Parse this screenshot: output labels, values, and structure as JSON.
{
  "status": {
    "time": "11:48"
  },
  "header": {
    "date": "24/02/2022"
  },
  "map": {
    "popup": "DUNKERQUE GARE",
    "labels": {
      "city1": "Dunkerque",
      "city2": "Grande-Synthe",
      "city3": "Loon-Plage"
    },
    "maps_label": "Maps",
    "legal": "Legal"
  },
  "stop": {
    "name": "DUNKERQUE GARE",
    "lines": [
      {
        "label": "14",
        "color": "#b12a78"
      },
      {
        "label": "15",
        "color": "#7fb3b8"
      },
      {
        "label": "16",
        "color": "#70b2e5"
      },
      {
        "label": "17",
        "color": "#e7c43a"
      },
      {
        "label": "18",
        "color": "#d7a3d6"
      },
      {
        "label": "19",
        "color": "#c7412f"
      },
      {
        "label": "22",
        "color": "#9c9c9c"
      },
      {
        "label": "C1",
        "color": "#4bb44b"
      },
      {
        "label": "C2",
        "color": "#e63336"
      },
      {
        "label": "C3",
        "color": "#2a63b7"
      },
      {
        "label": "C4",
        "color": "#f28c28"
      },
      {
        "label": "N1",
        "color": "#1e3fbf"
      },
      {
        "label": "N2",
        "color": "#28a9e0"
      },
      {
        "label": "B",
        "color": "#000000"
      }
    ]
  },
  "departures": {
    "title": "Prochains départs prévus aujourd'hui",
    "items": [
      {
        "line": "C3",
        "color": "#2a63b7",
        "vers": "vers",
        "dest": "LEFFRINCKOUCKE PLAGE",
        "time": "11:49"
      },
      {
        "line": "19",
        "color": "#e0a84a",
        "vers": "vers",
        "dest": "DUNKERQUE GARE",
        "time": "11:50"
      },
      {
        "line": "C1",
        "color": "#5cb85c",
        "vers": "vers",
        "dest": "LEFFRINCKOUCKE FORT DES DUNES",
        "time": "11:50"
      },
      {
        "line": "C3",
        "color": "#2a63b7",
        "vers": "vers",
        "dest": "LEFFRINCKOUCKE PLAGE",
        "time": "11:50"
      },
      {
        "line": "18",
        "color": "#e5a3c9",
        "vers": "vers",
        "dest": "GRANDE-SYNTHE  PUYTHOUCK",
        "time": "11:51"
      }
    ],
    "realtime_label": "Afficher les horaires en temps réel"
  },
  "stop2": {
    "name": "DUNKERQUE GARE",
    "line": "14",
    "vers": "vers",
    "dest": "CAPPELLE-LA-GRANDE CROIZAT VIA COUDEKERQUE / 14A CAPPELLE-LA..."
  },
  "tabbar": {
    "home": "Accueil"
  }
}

------------------------------------------------------------------------

** What you are asked to do **
Show all lines from the data above in which the word "GARE" appears.

** Result of this task **
    "popup": "DUNKERQUE GARE",
    "name": "DUNKERQUE GARE",
        "dest": "DUNKERQUE GARE",
    "name": "DUNKERQUE GARE",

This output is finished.